> [WHAT IS BEING ASKED]:
Omit every picture and return the rest of the data unaltered.

╭─ INPUT FOR THIS TASK

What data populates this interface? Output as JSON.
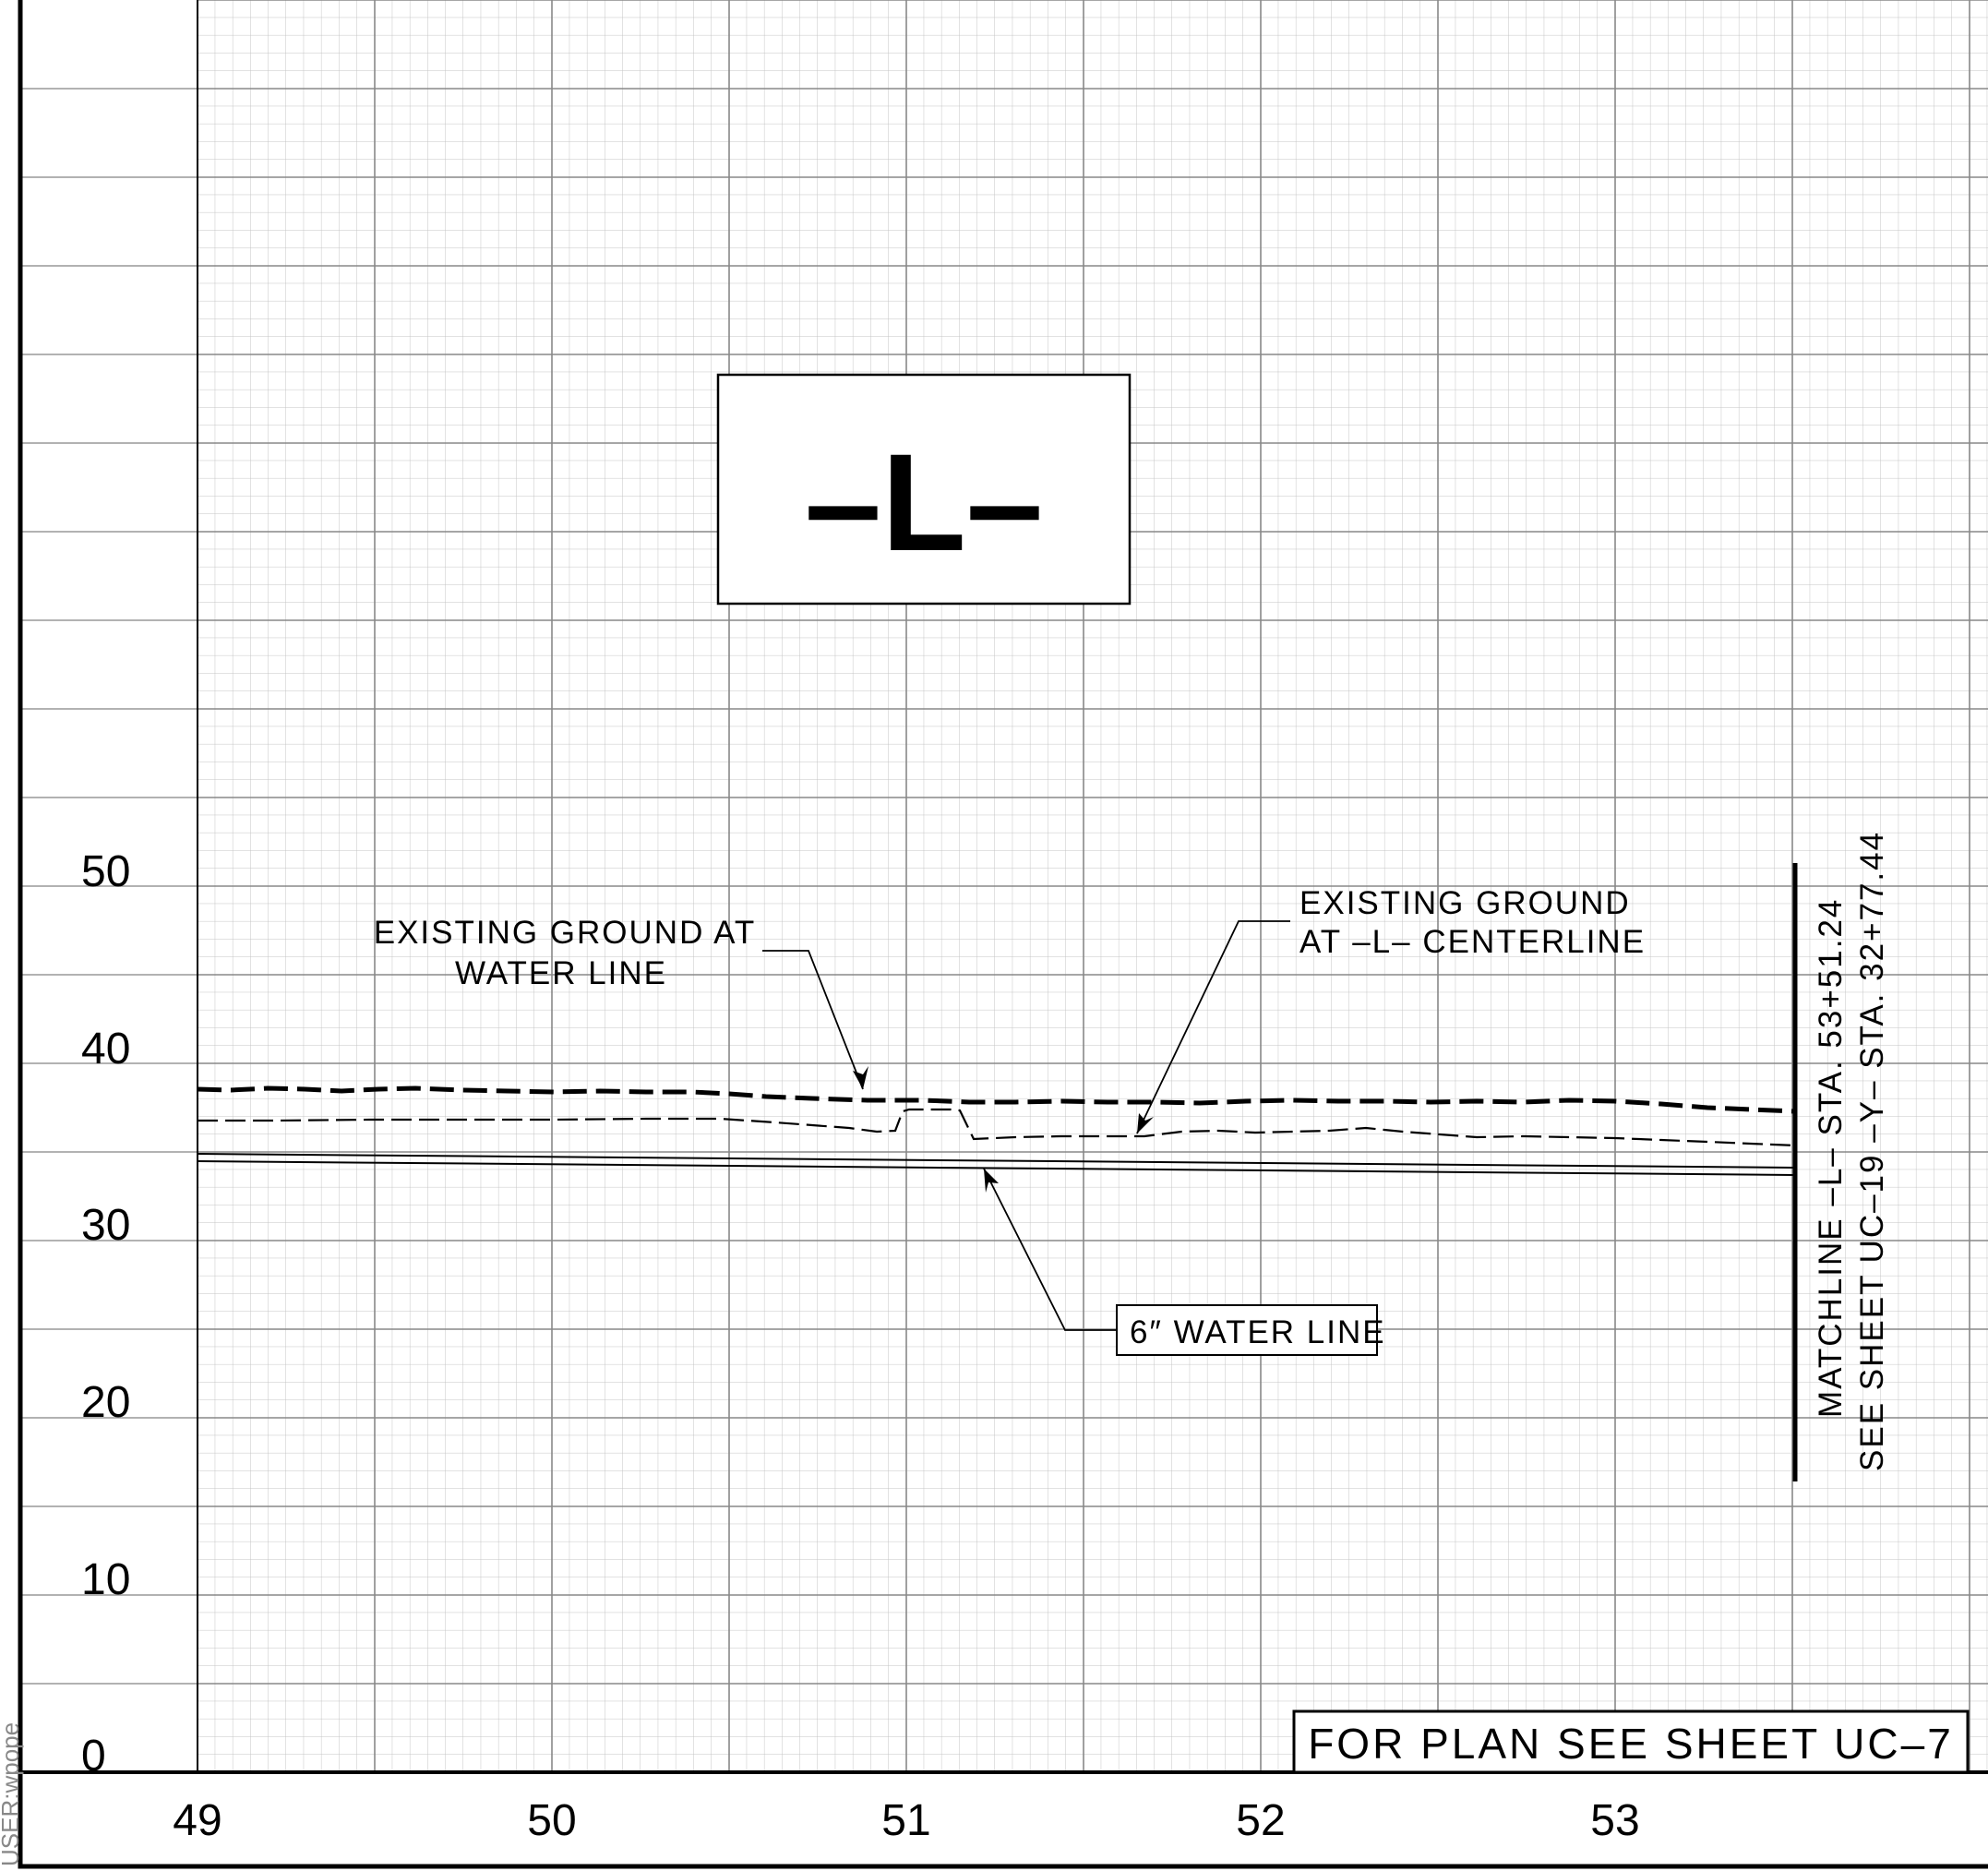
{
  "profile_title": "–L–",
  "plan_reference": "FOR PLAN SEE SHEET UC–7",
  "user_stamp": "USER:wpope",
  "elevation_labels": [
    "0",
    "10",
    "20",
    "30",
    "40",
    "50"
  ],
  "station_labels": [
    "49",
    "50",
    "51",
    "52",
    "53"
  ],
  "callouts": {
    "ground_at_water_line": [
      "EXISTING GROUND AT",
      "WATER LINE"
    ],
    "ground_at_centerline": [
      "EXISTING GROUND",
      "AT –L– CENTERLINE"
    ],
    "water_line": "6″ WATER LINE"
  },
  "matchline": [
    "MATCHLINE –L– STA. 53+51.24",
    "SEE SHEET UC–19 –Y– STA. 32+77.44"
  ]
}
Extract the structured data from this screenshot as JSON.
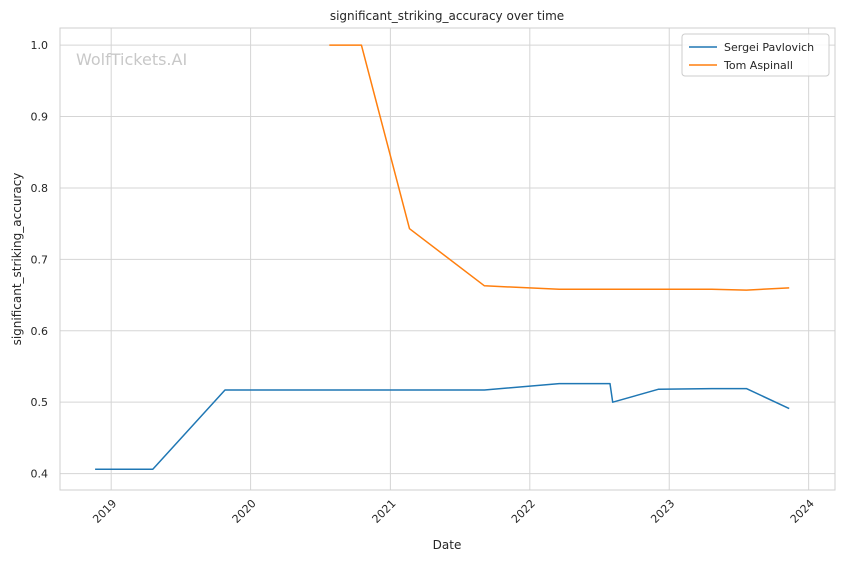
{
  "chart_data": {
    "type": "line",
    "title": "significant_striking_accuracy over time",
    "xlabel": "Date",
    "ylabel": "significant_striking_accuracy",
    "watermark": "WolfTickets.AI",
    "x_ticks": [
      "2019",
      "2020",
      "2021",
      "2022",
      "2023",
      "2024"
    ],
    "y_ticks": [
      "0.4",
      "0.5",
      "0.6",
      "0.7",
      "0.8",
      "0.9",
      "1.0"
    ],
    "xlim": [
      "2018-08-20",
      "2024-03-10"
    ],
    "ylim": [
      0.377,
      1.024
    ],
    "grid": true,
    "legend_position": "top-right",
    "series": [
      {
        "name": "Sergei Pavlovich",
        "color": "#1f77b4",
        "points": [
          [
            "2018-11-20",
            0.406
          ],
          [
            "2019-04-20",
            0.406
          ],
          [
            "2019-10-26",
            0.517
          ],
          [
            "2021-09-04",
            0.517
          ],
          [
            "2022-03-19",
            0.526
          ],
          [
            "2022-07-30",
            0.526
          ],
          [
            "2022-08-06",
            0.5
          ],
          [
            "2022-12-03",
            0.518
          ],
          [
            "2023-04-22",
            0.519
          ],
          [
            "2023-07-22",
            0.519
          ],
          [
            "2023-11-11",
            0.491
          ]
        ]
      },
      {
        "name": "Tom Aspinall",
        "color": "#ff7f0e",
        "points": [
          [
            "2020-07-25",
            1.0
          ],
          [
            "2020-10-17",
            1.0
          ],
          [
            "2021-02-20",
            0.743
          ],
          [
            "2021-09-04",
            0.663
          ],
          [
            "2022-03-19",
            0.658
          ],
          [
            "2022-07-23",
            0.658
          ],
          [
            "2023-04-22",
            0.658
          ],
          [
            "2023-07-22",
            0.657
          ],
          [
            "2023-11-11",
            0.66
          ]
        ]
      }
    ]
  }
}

╰─

> [WORKED SOLUTION]:
What data populates this interface? Output as JSON.
{
  "profile_title": "–L–",
  "plan_reference": "FOR PLAN SEE SHEET UC–7",
  "user_stamp": "USER:wpope",
  "elevation_labels": [
    "0",
    "10",
    "20",
    "30",
    "40",
    "50"
  ],
  "station_labels": [
    "49",
    "50",
    "51",
    "52",
    "53"
  ],
  "callouts": {
    "ground_at_water_line": [
      "EXISTING GROUND AT",
      "WATER LINE"
    ],
    "ground_at_centerline": [
      "EXISTING GROUND",
      "AT –L– CENTERLINE"
    ],
    "water_line": "6″ WATER LINE"
  },
  "matchline": [
    "MATCHLINE –L– STA. 53+51.24",
    "SEE SHEET UC–19 –Y– STA. 32+77.44"
  ]
}
Extract the structured data from this screenshot as JSON.
{
  "chart_data": {
    "type": "line",
    "title": "significant_striking_accuracy over time",
    "xlabel": "Date",
    "ylabel": "significant_striking_accuracy",
    "watermark": "WolfTickets.AI",
    "x_ticks": [
      "2019",
      "2020",
      "2021",
      "2022",
      "2023",
      "2024"
    ],
    "y_ticks": [
      "0.4",
      "0.5",
      "0.6",
      "0.7",
      "0.8",
      "0.9",
      "1.0"
    ],
    "xlim": [
      "2018-08-20",
      "2024-03-10"
    ],
    "ylim": [
      0.377,
      1.024
    ],
    "grid": true,
    "legend_position": "top-right",
    "series": [
      {
        "name": "Sergei Pavlovich",
        "color": "#1f77b4",
        "points": [
          [
            "2018-11-20",
            0.406
          ],
          [
            "2019-04-20",
            0.406
          ],
          [
            "2019-10-26",
            0.517
          ],
          [
            "2021-09-04",
            0.517
          ],
          [
            "2022-03-19",
            0.526
          ],
          [
            "2022-07-30",
            0.526
          ],
          [
            "2022-08-06",
            0.5
          ],
          [
            "2022-12-03",
            0.518
          ],
          [
            "2023-04-22",
            0.519
          ],
          [
            "2023-07-22",
            0.519
          ],
          [
            "2023-11-11",
            0.491
          ]
        ]
      },
      {
        "name": "Tom Aspinall",
        "color": "#ff7f0e",
        "points": [
          [
            "2020-07-25",
            1.0
          ],
          [
            "2020-10-17",
            1.0
          ],
          [
            "2021-02-20",
            0.743
          ],
          [
            "2021-09-04",
            0.663
          ],
          [
            "2022-03-19",
            0.658
          ],
          [
            "2022-07-23",
            0.658
          ],
          [
            "2023-04-22",
            0.658
          ],
          [
            "2023-07-22",
            0.657
          ],
          [
            "2023-11-11",
            0.66
          ]
        ]
      }
    ]
  }
}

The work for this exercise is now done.